Chart and figure data:
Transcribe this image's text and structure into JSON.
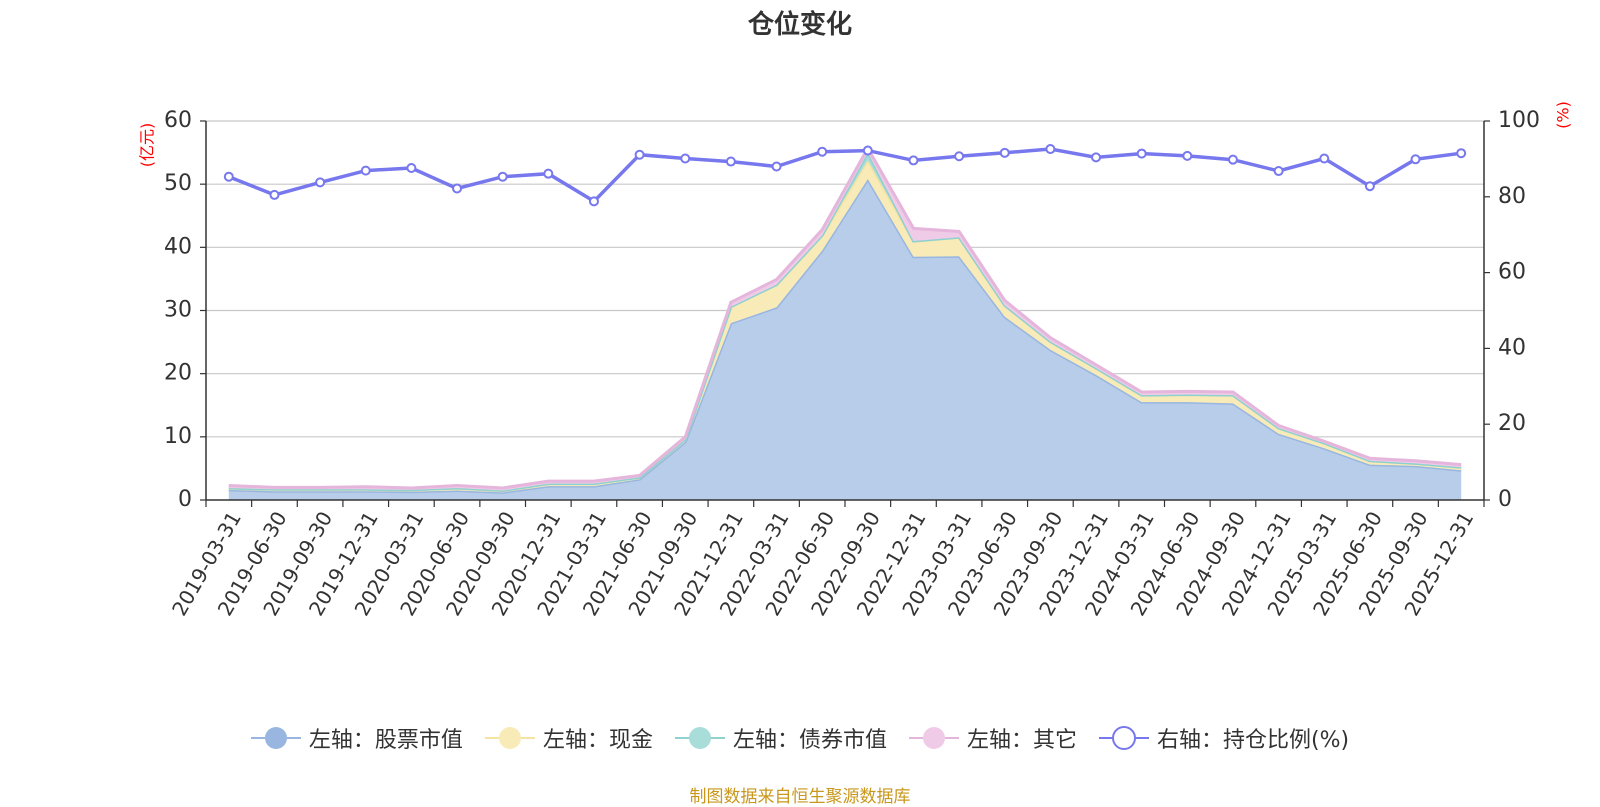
{
  "chart_data": {
    "type": "area",
    "title": "仓位变化",
    "source": "制图数据来自恒生聚源数据库",
    "left_axis": {
      "unit": "(亿元)",
      "min": 0,
      "max": 60,
      "ticks": [
        0,
        10,
        20,
        30,
        40,
        50,
        60
      ]
    },
    "right_axis": {
      "unit": "(%)",
      "min": 0,
      "max": 100,
      "ticks": [
        0,
        20,
        40,
        60,
        80,
        100
      ]
    },
    "categories": [
      "2019-03-31",
      "2019-06-30",
      "2019-09-30",
      "2019-12-31",
      "2020-03-31",
      "2020-06-30",
      "2020-09-30",
      "2020-12-31",
      "2021-03-31",
      "2021-06-30",
      "2021-09-30",
      "2021-12-31",
      "2022-03-31",
      "2022-06-30",
      "2022-09-30",
      "2022-12-31",
      "2023-03-31",
      "2023-06-30",
      "2023-09-30",
      "2023-12-31",
      "2024-03-31",
      "2024-06-30",
      "2024-09-30",
      "2024-12-31",
      "2025-03-31",
      "2025-06-30",
      "2025-09-30",
      "2025-12-31"
    ],
    "series": [
      {
        "name": "左轴：股票市值",
        "axis": "left",
        "stack": true,
        "color": "#98b6e0",
        "fill": "#b7cdea",
        "values": [
          1.6,
          1.4,
          1.4,
          1.4,
          1.3,
          1.5,
          1.2,
          2.2,
          2.2,
          3.3,
          9.2,
          28.0,
          30.5,
          39.5,
          50.8,
          38.5,
          38.6,
          29.0,
          23.8,
          19.8,
          15.5,
          15.5,
          15.3,
          10.5,
          8.2,
          5.6,
          5.4,
          4.7
        ]
      },
      {
        "name": "左轴：现金",
        "axis": "left",
        "stack": true,
        "color": "#f5e3a1",
        "fill": "#f8ebb8",
        "values": [
          0.3,
          0.3,
          0.3,
          0.3,
          0.3,
          0.4,
          0.3,
          0.4,
          0.4,
          0.3,
          0.4,
          2.6,
          3.6,
          2.4,
          3.0,
          2.5,
          3.0,
          1.8,
          1.3,
          1.1,
          1.1,
          1.2,
          1.3,
          0.9,
          0.8,
          0.6,
          0.4,
          0.5
        ]
      },
      {
        "name": "左轴：债券市值",
        "axis": "left",
        "stack": true,
        "color": "#8fd1cf",
        "fill": "#a9ddda",
        "values": [
          0,
          0,
          0,
          0,
          0,
          0,
          0,
          0,
          0,
          0,
          0,
          0,
          0,
          0,
          1.2,
          0,
          0,
          0,
          0,
          0,
          0,
          0,
          0,
          0,
          0,
          0,
          0,
          0
        ]
      },
      {
        "name": "左轴：其它",
        "axis": "left",
        "stack": true,
        "color": "#e5b5dc",
        "fill": "#efcbe8",
        "values": [
          0.4,
          0.3,
          0.3,
          0.4,
          0.3,
          0.4,
          0.4,
          0.4,
          0.4,
          0.3,
          0.4,
          0.7,
          0.8,
          0.9,
          0.7,
          2.0,
          0.9,
          0.8,
          0.6,
          0.5,
          0.5,
          0.5,
          0.5,
          0.4,
          0.3,
          0.4,
          0.4,
          0.4
        ]
      },
      {
        "name": "右轴：持仓比例(%)",
        "axis": "right",
        "stack": false,
        "color": "#7777ee",
        "values": [
          85.3,
          80.5,
          83.8,
          86.9,
          87.6,
          82.2,
          85.3,
          86.1,
          78.8,
          91.1,
          90.1,
          89.3,
          88.0,
          91.9,
          92.2,
          89.6,
          90.7,
          91.6,
          92.6,
          90.4,
          91.4,
          90.8,
          89.8,
          86.8,
          90.1,
          82.8,
          89.9,
          91.5
        ]
      }
    ]
  }
}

EXERCISE OBJECTIVE - Search the entries for "name" and copy out each line that has it.

WORKED SOLUTION -
        "name": "左轴：股票市值",
        "name": "左轴：现金",
        "name": "左轴：债券市值",
        "name": "左轴：其它",
        "name": "右轴：持仓比例(%)",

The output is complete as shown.